## Task statement
Reproduce all of the material exactly as shown.

## Data for processing
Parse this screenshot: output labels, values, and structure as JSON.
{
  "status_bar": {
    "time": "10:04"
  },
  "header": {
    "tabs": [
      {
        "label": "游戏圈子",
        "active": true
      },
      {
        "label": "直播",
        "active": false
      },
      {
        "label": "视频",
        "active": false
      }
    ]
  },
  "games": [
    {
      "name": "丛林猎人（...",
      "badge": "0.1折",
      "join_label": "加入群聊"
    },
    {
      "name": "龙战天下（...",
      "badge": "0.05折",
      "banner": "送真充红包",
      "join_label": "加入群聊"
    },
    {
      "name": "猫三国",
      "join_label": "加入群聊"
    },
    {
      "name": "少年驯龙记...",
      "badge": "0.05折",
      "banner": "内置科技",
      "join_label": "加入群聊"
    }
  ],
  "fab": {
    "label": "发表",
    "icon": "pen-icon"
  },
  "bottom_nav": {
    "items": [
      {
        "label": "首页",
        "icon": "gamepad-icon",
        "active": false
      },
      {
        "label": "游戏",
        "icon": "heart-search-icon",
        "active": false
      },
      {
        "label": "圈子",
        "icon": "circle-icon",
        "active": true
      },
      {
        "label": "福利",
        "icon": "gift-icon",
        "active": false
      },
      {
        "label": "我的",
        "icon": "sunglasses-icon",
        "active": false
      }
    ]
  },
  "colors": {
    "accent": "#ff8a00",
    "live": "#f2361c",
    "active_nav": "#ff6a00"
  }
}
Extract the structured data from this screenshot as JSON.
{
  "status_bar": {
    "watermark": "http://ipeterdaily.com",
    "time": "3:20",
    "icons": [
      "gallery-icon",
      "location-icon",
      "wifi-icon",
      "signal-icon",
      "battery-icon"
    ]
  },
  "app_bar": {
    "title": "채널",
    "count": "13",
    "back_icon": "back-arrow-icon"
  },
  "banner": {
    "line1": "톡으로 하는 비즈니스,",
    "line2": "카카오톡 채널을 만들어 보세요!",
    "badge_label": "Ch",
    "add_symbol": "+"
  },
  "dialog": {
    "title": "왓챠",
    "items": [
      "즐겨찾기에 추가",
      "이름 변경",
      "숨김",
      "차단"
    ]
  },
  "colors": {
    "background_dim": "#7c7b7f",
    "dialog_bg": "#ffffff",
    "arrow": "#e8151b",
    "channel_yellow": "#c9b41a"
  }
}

## Reply to the task
Parse this screenshot: output labels, values, and structure as JSON.
{
  "status_bar": {
    "time": "10:04"
  },
  "header": {
    "tabs": [
      {
        "label": "游戏圈子",
        "active": true
      },
      {
        "label": "直播",
        "active": false
      },
      {
        "label": "视频",
        "active": false
      }
    ]
  },
  "games": [
    {
      "name": "丛林猎人（...",
      "badge": "0.1折",
      "join_label": "加入群聊"
    },
    {
      "name": "龙战天下（...",
      "badge": "0.05折",
      "banner": "送真充红包",
      "join_label": "加入群聊"
    },
    {
      "name": "猫三国",
      "join_label": "加入群聊"
    },
    {
      "name": "少年驯龙记...",
      "badge": "0.05折",
      "banner": "内置科技",
      "join_label": "加入群聊"
    }
  ],
  "fab": {
    "label": "发表",
    "icon": "pen-icon"
  },
  "bottom_nav": {
    "items": [
      {
        "label": "首页",
        "icon": "gamepad-icon",
        "active": false
      },
      {
        "label": "游戏",
        "icon": "heart-search-icon",
        "active": false
      },
      {
        "label": "圈子",
        "icon": "circle-icon",
        "active": true
      },
      {
        "label": "福利",
        "icon": "gift-icon",
        "active": false
      },
      {
        "label": "我的",
        "icon": "sunglasses-icon",
        "active": false
      }
    ]
  },
  "colors": {
    "accent": "#ff8a00",
    "live": "#f2361c",
    "active_nav": "#ff6a00"
  }
}
Extract the structured data from this screenshot as JSON.
{
  "status_bar": {
    "watermark": "http://ipeterdaily.com",
    "time": "3:20",
    "icons": [
      "gallery-icon",
      "location-icon",
      "wifi-icon",
      "signal-icon",
      "battery-icon"
    ]
  },
  "app_bar": {
    "title": "채널",
    "count": "13",
    "back_icon": "back-arrow-icon"
  },
  "banner": {
    "line1": "톡으로 하는 비즈니스,",
    "line2": "카카오톡 채널을 만들어 보세요!",
    "badge_label": "Ch",
    "add_symbol": "+"
  },
  "dialog": {
    "title": "왓챠",
    "items": [
      "즐겨찾기에 추가",
      "이름 변경",
      "숨김",
      "차단"
    ]
  },
  "colors": {
    "background_dim": "#7c7b7f",
    "dialog_bg": "#ffffff",
    "arrow": "#e8151b",
    "channel_yellow": "#c9b41a"
  }
}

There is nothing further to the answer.